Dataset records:
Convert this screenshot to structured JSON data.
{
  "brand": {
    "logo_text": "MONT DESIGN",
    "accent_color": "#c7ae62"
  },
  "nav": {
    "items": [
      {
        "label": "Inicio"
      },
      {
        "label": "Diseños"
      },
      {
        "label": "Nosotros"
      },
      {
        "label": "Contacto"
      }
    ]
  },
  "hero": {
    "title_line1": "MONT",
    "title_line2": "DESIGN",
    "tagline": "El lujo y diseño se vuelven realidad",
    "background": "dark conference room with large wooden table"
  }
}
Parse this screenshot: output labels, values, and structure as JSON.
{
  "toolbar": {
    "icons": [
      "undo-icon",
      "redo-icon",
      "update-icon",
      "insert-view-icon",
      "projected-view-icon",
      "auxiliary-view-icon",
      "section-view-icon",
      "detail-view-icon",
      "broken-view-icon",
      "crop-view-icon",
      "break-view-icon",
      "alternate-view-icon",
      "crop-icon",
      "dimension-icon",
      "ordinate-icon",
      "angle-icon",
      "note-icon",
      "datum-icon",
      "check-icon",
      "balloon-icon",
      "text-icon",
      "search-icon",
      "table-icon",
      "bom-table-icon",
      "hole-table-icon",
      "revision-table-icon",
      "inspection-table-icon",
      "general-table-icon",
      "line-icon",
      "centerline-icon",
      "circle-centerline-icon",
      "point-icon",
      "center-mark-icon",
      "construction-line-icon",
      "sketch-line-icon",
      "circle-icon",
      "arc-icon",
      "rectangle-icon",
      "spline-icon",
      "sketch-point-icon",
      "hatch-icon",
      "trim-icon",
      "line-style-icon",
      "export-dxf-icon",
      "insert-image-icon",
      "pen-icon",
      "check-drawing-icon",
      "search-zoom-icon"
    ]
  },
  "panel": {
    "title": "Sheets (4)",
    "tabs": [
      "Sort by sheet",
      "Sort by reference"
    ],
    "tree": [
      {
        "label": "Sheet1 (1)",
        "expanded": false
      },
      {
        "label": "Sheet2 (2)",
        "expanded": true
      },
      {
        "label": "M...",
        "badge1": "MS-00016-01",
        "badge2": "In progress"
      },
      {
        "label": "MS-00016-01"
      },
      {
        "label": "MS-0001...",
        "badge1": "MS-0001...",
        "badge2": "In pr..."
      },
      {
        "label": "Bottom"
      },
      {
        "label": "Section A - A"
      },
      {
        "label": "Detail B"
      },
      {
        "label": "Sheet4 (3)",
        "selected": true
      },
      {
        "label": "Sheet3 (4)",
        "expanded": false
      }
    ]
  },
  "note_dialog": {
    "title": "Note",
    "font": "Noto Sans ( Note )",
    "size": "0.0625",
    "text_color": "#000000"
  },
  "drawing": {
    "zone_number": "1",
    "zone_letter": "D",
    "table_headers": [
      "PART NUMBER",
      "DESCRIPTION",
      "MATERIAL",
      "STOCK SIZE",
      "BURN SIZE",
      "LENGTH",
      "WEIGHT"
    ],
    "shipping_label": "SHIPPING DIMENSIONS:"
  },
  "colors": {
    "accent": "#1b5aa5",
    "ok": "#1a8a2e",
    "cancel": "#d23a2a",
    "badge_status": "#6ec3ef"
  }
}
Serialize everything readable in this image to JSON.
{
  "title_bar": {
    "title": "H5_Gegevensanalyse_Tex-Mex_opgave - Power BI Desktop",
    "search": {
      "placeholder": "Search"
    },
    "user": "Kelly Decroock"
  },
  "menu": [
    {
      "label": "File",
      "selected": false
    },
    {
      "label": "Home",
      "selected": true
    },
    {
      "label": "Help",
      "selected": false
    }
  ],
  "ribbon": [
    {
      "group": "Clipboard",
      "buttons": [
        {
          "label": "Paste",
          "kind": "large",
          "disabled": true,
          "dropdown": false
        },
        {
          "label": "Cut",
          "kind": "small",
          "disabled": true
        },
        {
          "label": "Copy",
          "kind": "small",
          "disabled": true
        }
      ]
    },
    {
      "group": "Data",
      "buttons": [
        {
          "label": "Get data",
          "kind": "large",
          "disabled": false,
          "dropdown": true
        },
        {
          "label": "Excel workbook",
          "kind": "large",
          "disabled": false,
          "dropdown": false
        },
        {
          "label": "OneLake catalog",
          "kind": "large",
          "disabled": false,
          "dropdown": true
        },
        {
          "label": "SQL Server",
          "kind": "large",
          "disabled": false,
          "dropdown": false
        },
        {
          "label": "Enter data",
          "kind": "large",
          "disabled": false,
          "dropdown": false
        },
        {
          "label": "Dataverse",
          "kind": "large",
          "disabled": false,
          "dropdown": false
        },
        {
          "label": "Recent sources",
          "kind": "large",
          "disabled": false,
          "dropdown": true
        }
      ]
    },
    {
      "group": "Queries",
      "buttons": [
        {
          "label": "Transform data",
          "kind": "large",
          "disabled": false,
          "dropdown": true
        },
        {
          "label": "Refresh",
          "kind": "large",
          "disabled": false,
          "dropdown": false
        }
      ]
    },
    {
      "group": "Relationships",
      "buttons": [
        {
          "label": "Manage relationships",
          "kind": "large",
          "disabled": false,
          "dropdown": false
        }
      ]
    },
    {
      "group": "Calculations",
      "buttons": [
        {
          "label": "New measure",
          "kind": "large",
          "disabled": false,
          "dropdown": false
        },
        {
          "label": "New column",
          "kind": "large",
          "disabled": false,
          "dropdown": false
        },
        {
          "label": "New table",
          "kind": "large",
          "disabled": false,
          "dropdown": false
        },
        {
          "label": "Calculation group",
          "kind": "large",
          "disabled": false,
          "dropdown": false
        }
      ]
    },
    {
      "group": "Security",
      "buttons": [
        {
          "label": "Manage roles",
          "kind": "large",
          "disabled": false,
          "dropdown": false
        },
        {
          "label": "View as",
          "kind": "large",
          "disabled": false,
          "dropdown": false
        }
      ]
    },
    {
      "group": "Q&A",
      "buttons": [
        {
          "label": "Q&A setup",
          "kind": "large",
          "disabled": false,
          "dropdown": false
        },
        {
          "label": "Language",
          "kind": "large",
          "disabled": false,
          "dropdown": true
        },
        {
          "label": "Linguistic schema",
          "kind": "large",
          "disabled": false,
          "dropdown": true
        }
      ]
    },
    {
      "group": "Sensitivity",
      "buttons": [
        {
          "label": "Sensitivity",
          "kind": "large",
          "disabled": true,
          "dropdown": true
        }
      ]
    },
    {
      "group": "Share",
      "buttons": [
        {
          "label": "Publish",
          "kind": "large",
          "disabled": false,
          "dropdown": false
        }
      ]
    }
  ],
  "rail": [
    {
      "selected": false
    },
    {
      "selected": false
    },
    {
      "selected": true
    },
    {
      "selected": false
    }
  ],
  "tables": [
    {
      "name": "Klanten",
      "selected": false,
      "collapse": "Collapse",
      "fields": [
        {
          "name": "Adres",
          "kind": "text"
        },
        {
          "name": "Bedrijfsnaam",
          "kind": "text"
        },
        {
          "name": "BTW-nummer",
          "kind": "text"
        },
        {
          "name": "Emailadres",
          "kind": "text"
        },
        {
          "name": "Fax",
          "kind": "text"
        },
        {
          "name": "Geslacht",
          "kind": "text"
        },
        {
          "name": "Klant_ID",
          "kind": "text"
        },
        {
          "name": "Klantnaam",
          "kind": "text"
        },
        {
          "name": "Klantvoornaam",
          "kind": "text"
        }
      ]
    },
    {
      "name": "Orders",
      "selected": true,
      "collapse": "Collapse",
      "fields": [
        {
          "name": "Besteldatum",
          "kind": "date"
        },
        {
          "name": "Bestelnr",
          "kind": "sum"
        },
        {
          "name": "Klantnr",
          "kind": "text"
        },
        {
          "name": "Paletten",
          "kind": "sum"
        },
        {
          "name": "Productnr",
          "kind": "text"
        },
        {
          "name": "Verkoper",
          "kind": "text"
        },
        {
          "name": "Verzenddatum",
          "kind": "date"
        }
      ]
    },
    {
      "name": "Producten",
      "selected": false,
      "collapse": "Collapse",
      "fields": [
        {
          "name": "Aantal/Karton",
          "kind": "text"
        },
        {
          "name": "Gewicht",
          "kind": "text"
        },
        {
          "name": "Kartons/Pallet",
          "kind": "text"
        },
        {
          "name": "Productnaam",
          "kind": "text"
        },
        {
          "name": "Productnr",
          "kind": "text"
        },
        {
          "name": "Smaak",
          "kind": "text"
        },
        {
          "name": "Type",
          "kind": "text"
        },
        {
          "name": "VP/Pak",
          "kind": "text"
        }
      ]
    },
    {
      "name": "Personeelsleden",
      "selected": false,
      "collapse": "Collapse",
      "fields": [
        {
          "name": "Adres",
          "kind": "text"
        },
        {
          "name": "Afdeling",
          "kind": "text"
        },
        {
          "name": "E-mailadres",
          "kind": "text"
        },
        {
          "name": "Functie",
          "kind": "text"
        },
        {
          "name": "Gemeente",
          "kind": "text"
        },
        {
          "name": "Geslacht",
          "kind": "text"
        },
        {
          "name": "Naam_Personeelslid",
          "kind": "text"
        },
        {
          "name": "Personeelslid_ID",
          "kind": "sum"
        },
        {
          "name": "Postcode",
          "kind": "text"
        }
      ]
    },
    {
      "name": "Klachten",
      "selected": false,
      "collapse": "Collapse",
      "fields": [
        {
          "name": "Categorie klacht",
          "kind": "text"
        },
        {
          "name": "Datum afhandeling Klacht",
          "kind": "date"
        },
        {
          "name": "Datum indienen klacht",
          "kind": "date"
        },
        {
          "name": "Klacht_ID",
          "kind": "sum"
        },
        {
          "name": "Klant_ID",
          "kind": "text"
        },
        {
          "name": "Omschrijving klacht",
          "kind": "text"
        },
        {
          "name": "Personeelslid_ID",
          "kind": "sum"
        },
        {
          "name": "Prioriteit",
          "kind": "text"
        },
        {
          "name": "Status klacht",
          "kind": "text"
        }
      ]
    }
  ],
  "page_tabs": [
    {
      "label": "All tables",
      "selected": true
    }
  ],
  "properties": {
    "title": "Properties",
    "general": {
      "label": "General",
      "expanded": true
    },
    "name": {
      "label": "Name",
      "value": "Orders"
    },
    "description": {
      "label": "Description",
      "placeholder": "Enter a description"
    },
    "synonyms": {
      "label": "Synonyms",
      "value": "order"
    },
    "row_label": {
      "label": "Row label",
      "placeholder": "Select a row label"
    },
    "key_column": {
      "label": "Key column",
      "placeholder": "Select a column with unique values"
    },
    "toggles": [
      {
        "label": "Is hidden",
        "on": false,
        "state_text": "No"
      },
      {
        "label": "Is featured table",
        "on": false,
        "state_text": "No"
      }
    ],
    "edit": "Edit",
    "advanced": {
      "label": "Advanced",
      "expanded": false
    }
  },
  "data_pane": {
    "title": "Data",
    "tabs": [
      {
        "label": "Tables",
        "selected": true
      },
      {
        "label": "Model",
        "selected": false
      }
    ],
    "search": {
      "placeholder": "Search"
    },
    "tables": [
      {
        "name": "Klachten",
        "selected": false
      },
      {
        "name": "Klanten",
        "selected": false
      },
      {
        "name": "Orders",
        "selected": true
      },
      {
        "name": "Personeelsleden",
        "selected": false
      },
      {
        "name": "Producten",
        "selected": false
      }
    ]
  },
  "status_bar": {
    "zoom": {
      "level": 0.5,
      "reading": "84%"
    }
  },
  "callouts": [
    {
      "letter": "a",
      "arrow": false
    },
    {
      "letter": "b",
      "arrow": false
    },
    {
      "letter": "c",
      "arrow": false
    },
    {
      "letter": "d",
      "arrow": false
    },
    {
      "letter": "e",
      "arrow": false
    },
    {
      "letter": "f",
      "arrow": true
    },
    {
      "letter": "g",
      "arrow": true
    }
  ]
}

Your task:
Look through the entries and find each line that has the string "Personeelsleden". Copy those lines.

Result of this exercise:
      "name": "Personeelsleden",
        "name": "Personeelsleden",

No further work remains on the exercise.